*TASK ITEM:*
What you return must match the listing below exactly.

*DATA RECORDS:*
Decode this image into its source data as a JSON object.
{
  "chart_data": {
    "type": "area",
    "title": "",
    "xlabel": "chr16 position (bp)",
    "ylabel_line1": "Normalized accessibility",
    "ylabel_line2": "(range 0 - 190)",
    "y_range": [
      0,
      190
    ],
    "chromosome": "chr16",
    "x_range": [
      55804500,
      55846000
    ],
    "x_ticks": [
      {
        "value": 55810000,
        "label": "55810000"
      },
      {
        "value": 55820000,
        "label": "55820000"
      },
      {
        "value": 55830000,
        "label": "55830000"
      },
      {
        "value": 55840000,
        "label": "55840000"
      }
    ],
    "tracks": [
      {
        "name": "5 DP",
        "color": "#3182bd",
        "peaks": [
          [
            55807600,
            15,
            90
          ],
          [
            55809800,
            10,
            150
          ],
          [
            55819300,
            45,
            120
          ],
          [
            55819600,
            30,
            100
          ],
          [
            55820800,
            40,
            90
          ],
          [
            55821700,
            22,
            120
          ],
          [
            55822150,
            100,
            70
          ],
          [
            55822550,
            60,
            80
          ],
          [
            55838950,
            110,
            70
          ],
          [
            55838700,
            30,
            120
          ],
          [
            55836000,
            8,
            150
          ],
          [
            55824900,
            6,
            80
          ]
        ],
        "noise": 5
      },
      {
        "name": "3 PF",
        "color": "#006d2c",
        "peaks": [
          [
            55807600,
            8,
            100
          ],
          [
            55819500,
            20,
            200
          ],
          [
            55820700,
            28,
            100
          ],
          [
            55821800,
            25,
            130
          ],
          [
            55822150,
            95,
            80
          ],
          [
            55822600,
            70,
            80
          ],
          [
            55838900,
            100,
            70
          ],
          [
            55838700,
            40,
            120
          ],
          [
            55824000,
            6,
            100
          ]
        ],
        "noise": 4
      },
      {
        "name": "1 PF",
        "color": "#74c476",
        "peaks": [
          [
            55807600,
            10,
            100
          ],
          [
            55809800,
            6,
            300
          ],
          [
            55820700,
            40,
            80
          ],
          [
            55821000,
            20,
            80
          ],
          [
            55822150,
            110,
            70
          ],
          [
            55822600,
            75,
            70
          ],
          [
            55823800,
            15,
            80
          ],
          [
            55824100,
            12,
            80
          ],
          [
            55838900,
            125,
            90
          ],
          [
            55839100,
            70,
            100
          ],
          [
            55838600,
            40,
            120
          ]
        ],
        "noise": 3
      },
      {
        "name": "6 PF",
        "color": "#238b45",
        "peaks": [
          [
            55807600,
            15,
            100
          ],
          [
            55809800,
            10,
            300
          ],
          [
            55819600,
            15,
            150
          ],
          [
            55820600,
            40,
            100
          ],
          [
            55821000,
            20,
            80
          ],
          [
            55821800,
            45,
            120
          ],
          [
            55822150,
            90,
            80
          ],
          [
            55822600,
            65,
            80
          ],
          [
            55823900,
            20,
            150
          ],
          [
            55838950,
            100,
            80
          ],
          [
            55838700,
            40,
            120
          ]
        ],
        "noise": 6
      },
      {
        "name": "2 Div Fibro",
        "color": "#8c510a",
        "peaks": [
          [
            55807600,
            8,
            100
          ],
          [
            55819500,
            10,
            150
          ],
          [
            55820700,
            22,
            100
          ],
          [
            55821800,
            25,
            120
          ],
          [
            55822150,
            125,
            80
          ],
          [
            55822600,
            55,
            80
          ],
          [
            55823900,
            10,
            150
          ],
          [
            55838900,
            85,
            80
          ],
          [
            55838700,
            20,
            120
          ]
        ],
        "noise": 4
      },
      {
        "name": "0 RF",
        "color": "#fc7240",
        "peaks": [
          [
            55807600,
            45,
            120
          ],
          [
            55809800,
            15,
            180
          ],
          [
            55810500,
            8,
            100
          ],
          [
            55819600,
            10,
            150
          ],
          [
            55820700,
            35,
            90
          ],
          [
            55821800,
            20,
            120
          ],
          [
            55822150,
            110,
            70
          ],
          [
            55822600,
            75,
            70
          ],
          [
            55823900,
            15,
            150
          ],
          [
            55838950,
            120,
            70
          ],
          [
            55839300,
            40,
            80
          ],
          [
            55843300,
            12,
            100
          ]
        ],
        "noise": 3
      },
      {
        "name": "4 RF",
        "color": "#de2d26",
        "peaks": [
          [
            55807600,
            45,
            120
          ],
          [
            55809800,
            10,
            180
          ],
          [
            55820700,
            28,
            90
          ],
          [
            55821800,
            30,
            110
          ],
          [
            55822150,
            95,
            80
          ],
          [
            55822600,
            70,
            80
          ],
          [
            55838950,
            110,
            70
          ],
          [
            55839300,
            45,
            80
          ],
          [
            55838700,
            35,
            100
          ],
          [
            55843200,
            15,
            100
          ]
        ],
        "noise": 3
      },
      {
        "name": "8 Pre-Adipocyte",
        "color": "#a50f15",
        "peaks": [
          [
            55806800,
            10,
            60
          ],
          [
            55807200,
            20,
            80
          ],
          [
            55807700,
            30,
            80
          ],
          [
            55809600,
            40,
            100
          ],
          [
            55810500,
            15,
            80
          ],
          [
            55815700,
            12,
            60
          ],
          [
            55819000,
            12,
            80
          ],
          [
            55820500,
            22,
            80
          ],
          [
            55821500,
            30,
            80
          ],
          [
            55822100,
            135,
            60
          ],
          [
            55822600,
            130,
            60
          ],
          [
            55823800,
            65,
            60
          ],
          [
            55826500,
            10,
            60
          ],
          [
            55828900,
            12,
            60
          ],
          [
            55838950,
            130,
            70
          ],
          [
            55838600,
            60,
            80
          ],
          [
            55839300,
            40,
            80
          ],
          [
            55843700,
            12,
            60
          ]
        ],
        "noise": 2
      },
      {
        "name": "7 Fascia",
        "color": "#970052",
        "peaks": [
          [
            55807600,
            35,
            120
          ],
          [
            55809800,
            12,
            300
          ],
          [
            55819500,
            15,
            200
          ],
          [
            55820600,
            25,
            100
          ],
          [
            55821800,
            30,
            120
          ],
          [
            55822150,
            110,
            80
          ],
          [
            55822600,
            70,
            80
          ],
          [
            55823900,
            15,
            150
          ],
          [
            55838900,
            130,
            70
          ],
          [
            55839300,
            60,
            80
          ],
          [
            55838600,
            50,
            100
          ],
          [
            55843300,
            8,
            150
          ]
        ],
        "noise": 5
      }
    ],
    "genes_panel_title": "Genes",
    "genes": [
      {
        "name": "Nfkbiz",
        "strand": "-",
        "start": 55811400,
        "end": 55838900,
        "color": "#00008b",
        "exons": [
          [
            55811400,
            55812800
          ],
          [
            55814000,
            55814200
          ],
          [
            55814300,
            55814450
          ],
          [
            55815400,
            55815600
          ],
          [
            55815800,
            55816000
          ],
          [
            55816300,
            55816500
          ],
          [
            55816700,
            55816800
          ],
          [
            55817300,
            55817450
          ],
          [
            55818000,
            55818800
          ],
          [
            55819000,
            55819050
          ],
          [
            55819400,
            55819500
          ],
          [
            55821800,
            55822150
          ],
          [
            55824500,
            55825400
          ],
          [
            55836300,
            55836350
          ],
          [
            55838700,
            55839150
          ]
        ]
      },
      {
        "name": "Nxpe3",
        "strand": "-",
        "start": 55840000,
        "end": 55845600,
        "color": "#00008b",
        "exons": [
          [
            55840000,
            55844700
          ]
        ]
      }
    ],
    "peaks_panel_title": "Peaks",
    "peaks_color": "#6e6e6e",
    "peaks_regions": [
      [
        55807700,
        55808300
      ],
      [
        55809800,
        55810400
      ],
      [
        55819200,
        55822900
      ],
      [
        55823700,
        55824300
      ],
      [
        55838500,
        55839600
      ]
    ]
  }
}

*RESPONSE BOX:*
Decode this image into its source data as a JSON object.
{
  "chart_data": {
    "type": "area",
    "title": "",
    "xlabel": "chr16 position (bp)",
    "ylabel_line1": "Normalized accessibility",
    "ylabel_line2": "(range 0 - 190)",
    "y_range": [
      0,
      190
    ],
    "chromosome": "chr16",
    "x_range": [
      55804500,
      55846000
    ],
    "x_ticks": [
      {
        "value": 55810000,
        "label": "55810000"
      },
      {
        "value": 55820000,
        "label": "55820000"
      },
      {
        "value": 55830000,
        "label": "55830000"
      },
      {
        "value": 55840000,
        "label": "55840000"
      }
    ],
    "tracks": [
      {
        "name": "5 DP",
        "color": "#3182bd",
        "peaks": [
          [
            55807600,
            15,
            90
          ],
          [
            55809800,
            10,
            150
          ],
          [
            55819300,
            45,
            120
          ],
          [
            55819600,
            30,
            100
          ],
          [
            55820800,
            40,
            90
          ],
          [
            55821700,
            22,
            120
          ],
          [
            55822150,
            100,
            70
          ],
          [
            55822550,
            60,
            80
          ],
          [
            55838950,
            110,
            70
          ],
          [
            55838700,
            30,
            120
          ],
          [
            55836000,
            8,
            150
          ],
          [
            55824900,
            6,
            80
          ]
        ],
        "noise": 5
      },
      {
        "name": "3 PF",
        "color": "#006d2c",
        "peaks": [
          [
            55807600,
            8,
            100
          ],
          [
            55819500,
            20,
            200
          ],
          [
            55820700,
            28,
            100
          ],
          [
            55821800,
            25,
            130
          ],
          [
            55822150,
            95,
            80
          ],
          [
            55822600,
            70,
            80
          ],
          [
            55838900,
            100,
            70
          ],
          [
            55838700,
            40,
            120
          ],
          [
            55824000,
            6,
            100
          ]
        ],
        "noise": 4
      },
      {
        "name": "1 PF",
        "color": "#74c476",
        "peaks": [
          [
            55807600,
            10,
            100
          ],
          [
            55809800,
            6,
            300
          ],
          [
            55820700,
            40,
            80
          ],
          [
            55821000,
            20,
            80
          ],
          [
            55822150,
            110,
            70
          ],
          [
            55822600,
            75,
            70
          ],
          [
            55823800,
            15,
            80
          ],
          [
            55824100,
            12,
            80
          ],
          [
            55838900,
            125,
            90
          ],
          [
            55839100,
            70,
            100
          ],
          [
            55838600,
            40,
            120
          ]
        ],
        "noise": 3
      },
      {
        "name": "6 PF",
        "color": "#238b45",
        "peaks": [
          [
            55807600,
            15,
            100
          ],
          [
            55809800,
            10,
            300
          ],
          [
            55819600,
            15,
            150
          ],
          [
            55820600,
            40,
            100
          ],
          [
            55821000,
            20,
            80
          ],
          [
            55821800,
            45,
            120
          ],
          [
            55822150,
            90,
            80
          ],
          [
            55822600,
            65,
            80
          ],
          [
            55823900,
            20,
            150
          ],
          [
            55838950,
            100,
            80
          ],
          [
            55838700,
            40,
            120
          ]
        ],
        "noise": 6
      },
      {
        "name": "2 Div Fibro",
        "color": "#8c510a",
        "peaks": [
          [
            55807600,
            8,
            100
          ],
          [
            55819500,
            10,
            150
          ],
          [
            55820700,
            22,
            100
          ],
          [
            55821800,
            25,
            120
          ],
          [
            55822150,
            125,
            80
          ],
          [
            55822600,
            55,
            80
          ],
          [
            55823900,
            10,
            150
          ],
          [
            55838900,
            85,
            80
          ],
          [
            55838700,
            20,
            120
          ]
        ],
        "noise": 4
      },
      {
        "name": "0 RF",
        "color": "#fc7240",
        "peaks": [
          [
            55807600,
            45,
            120
          ],
          [
            55809800,
            15,
            180
          ],
          [
            55810500,
            8,
            100
          ],
          [
            55819600,
            10,
            150
          ],
          [
            55820700,
            35,
            90
          ],
          [
            55821800,
            20,
            120
          ],
          [
            55822150,
            110,
            70
          ],
          [
            55822600,
            75,
            70
          ],
          [
            55823900,
            15,
            150
          ],
          [
            55838950,
            120,
            70
          ],
          [
            55839300,
            40,
            80
          ],
          [
            55843300,
            12,
            100
          ]
        ],
        "noise": 3
      },
      {
        "name": "4 RF",
        "color": "#de2d26",
        "peaks": [
          [
            55807600,
            45,
            120
          ],
          [
            55809800,
            10,
            180
          ],
          [
            55820700,
            28,
            90
          ],
          [
            55821800,
            30,
            110
          ],
          [
            55822150,
            95,
            80
          ],
          [
            55822600,
            70,
            80
          ],
          [
            55838950,
            110,
            70
          ],
          [
            55839300,
            45,
            80
          ],
          [
            55838700,
            35,
            100
          ],
          [
            55843200,
            15,
            100
          ]
        ],
        "noise": 3
      },
      {
        "name": "8 Pre-Adipocyte",
        "color": "#a50f15",
        "peaks": [
          [
            55806800,
            10,
            60
          ],
          [
            55807200,
            20,
            80
          ],
          [
            55807700,
            30,
            80
          ],
          [
            55809600,
            40,
            100
          ],
          [
            55810500,
            15,
            80
          ],
          [
            55815700,
            12,
            60
          ],
          [
            55819000,
            12,
            80
          ],
          [
            55820500,
            22,
            80
          ],
          [
            55821500,
            30,
            80
          ],
          [
            55822100,
            135,
            60
          ],
          [
            55822600,
            130,
            60
          ],
          [
            55823800,
            65,
            60
          ],
          [
            55826500,
            10,
            60
          ],
          [
            55828900,
            12,
            60
          ],
          [
            55838950,
            130,
            70
          ],
          [
            55838600,
            60,
            80
          ],
          [
            55839300,
            40,
            80
          ],
          [
            55843700,
            12,
            60
          ]
        ],
        "noise": 2
      },
      {
        "name": "7 Fascia",
        "color": "#970052",
        "peaks": [
          [
            55807600,
            35,
            120
          ],
          [
            55809800,
            12,
            300
          ],
          [
            55819500,
            15,
            200
          ],
          [
            55820600,
            25,
            100
          ],
          [
            55821800,
            30,
            120
          ],
          [
            55822150,
            110,
            80
          ],
          [
            55822600,
            70,
            80
          ],
          [
            55823900,
            15,
            150
          ],
          [
            55838900,
            130,
            70
          ],
          [
            55839300,
            60,
            80
          ],
          [
            55838600,
            50,
            100
          ],
          [
            55843300,
            8,
            150
          ]
        ],
        "noise": 5
      }
    ],
    "genes_panel_title": "Genes",
    "genes": [
      {
        "name": "Nfkbiz",
        "strand": "-",
        "start": 55811400,
        "end": 55838900,
        "color": "#00008b",
        "exons": [
          [
            55811400,
            55812800
          ],
          [
            55814000,
            55814200
          ],
          [
            55814300,
            55814450
          ],
          [
            55815400,
            55815600
          ],
          [
            55815800,
            55816000
          ],
          [
            55816300,
            55816500
          ],
          [
            55816700,
            55816800
          ],
          [
            55817300,
            55817450
          ],
          [
            55818000,
            55818800
          ],
          [
            55819000,
            55819050
          ],
          [
            55819400,
            55819500
          ],
          [
            55821800,
            55822150
          ],
          [
            55824500,
            55825400
          ],
          [
            55836300,
            55836350
          ],
          [
            55838700,
            55839150
          ]
        ]
      },
      {
        "name": "Nxpe3",
        "strand": "-",
        "start": 55840000,
        "end": 55845600,
        "color": "#00008b",
        "exons": [
          [
            55840000,
            55844700
          ]
        ]
      }
    ],
    "peaks_panel_title": "Peaks",
    "peaks_color": "#6e6e6e",
    "peaks_regions": [
      [
        55807700,
        55808300
      ],
      [
        55809800,
        55810400
      ],
      [
        55819200,
        55822900
      ],
      [
        55823700,
        55824300
      ],
      [
        55838500,
        55839600
      ]
    ]
  }
}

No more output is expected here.